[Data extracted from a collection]
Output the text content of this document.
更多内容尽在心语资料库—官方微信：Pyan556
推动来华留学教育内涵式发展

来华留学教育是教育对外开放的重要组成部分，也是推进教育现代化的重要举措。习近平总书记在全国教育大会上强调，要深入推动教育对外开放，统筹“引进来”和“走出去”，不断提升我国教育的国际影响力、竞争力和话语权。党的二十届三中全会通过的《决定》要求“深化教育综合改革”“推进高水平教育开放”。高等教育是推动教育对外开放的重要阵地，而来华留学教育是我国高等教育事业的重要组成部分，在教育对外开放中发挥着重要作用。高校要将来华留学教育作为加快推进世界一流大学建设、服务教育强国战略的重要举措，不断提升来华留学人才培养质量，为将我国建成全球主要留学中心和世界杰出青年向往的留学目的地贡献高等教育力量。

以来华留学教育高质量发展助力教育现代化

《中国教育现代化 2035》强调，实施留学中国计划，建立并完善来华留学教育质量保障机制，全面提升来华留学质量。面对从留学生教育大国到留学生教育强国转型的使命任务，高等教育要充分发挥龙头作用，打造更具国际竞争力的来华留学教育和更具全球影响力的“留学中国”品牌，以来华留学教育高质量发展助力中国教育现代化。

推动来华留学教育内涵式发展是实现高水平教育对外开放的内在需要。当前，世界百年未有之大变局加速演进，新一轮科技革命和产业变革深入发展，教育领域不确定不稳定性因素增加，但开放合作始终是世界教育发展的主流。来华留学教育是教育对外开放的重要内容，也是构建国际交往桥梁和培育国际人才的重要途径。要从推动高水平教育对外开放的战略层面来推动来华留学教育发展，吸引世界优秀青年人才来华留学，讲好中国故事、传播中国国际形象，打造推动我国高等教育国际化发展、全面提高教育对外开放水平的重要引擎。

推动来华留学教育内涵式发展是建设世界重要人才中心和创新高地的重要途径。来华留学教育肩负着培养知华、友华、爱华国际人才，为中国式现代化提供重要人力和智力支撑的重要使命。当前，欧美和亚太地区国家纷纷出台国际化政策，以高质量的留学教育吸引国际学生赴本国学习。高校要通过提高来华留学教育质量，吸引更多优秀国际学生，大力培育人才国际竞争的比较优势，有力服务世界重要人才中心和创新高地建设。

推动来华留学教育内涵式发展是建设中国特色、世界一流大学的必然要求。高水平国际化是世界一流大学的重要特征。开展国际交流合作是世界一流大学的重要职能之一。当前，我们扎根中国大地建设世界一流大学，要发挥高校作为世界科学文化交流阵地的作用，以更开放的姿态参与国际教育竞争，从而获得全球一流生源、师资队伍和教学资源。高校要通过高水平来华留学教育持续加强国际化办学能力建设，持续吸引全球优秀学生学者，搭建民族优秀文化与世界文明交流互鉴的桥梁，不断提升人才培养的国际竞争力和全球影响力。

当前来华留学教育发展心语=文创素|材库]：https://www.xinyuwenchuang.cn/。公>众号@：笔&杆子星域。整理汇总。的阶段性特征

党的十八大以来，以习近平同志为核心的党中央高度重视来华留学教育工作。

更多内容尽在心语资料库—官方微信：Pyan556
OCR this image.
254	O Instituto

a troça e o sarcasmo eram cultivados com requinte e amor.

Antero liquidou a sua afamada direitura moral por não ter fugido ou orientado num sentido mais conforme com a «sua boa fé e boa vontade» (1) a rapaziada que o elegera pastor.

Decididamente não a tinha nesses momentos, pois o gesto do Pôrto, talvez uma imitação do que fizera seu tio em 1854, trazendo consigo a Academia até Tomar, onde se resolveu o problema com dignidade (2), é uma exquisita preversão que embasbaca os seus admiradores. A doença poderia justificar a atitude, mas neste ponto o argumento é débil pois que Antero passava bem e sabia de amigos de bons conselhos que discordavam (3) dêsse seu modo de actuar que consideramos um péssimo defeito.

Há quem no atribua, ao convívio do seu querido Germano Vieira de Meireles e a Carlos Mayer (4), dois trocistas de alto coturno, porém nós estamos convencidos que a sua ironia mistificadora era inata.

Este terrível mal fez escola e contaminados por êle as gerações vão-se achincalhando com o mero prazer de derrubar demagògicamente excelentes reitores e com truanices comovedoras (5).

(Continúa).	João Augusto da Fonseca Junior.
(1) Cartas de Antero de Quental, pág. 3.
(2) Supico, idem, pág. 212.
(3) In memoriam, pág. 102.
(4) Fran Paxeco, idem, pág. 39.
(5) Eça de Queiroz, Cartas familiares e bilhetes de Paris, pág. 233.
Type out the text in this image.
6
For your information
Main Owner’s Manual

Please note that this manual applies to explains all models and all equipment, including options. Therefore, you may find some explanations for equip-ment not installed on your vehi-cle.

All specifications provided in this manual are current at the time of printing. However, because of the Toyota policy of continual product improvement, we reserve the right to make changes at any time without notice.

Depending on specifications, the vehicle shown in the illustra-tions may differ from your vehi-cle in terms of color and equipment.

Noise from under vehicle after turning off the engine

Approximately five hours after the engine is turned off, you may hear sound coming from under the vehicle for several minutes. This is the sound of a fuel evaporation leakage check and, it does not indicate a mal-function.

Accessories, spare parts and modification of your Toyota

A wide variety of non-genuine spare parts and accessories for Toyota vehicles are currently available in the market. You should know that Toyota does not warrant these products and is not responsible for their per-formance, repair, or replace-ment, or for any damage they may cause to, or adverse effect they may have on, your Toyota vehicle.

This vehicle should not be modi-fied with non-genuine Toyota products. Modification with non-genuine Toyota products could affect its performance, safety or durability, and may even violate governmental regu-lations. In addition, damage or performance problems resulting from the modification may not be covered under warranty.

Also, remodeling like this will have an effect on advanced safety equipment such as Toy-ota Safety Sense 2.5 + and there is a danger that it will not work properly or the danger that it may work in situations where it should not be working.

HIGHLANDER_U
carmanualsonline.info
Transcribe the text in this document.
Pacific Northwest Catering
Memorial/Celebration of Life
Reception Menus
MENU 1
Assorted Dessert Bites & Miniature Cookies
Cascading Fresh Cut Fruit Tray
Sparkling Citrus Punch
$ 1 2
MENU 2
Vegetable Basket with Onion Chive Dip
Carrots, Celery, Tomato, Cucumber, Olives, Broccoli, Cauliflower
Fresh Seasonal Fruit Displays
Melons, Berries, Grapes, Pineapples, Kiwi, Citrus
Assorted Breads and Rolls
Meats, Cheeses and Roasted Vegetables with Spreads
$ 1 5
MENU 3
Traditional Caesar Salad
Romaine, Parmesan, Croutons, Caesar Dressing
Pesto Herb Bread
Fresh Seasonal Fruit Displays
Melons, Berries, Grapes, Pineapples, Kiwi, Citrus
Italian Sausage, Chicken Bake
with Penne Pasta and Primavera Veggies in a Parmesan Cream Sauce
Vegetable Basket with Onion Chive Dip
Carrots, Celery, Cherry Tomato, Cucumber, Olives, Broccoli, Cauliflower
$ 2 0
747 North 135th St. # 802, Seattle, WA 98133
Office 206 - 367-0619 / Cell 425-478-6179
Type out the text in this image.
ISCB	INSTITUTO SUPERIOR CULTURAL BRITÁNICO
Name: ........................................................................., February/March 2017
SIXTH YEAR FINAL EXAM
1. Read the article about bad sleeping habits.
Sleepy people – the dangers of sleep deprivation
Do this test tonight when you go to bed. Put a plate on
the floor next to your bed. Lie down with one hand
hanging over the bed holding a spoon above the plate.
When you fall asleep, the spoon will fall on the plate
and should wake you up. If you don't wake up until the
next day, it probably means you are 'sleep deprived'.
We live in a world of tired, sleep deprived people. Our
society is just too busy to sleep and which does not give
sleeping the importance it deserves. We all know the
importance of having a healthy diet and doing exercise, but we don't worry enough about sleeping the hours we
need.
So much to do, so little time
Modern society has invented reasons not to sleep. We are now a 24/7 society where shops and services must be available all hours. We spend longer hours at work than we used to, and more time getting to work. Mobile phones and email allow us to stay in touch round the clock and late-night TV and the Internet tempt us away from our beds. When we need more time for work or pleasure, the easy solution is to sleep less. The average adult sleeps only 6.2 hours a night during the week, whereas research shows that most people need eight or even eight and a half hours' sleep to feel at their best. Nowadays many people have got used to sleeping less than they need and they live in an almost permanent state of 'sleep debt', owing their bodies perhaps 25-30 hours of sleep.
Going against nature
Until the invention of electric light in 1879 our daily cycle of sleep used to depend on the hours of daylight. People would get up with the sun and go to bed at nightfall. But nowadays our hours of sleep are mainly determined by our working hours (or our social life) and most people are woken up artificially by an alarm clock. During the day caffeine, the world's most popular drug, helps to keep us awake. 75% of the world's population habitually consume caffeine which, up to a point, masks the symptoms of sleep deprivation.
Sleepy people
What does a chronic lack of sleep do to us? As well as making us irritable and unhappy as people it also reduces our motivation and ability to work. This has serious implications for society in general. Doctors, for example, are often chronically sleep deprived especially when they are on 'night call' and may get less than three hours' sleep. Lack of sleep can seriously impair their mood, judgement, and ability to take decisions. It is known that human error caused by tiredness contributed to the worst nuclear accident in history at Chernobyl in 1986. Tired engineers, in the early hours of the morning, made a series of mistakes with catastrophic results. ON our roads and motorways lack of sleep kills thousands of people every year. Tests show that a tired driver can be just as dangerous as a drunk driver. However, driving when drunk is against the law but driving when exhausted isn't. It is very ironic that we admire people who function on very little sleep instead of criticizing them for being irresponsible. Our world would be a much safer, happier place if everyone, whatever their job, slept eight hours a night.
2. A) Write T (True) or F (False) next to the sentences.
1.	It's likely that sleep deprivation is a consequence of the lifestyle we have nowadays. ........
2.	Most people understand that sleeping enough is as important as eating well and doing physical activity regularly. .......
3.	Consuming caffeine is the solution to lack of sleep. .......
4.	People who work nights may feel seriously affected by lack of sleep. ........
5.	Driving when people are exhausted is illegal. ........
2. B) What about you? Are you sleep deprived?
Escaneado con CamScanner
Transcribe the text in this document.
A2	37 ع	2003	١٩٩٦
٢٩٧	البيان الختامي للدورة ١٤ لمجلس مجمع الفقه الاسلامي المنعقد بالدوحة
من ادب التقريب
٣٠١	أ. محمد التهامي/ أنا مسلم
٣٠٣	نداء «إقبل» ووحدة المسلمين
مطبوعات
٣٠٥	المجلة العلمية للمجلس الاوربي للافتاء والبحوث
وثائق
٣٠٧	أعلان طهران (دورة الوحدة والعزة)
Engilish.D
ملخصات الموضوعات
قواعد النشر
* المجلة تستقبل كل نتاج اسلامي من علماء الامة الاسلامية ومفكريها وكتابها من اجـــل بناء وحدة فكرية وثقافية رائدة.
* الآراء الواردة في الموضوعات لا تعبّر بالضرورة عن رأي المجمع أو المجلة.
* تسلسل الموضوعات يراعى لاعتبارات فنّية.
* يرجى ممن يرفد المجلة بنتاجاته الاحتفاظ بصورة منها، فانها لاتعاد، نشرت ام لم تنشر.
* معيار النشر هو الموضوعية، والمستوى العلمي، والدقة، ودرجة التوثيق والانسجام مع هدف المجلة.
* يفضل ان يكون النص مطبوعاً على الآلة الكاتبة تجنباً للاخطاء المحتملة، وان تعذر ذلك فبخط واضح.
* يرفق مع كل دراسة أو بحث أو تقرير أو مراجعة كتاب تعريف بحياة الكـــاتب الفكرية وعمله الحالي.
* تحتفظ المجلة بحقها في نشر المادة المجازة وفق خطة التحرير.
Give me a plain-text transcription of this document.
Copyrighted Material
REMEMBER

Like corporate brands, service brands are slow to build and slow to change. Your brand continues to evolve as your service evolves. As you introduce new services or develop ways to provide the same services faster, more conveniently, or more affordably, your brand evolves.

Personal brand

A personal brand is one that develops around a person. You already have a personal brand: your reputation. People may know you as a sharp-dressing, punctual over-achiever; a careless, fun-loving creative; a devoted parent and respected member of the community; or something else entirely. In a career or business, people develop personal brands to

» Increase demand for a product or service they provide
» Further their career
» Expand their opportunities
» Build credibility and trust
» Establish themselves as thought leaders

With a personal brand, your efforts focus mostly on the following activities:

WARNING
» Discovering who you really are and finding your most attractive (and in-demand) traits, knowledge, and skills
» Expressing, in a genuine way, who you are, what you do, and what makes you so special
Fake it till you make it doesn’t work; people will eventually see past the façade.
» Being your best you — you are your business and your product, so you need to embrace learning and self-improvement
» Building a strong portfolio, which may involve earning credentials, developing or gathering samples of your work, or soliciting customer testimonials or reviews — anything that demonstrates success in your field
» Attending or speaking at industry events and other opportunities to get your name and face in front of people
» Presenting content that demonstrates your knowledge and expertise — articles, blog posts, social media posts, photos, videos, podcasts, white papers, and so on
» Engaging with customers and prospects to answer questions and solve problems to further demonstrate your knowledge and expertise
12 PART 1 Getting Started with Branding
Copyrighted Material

* **GOAL**
Search the entries for the word "career", then list each line that holds it.

* **WRITTEN SOLUTION**
A personal brand is one that develops around a person. You already have a personal brand: your reputation. People may know you as a sharp-dressing, punctual over-achiever; a careless, fun-loving creative; a devoted parent and respected member of the community; or something else entirely. In a career or business, people develop personal brands to
» Further their career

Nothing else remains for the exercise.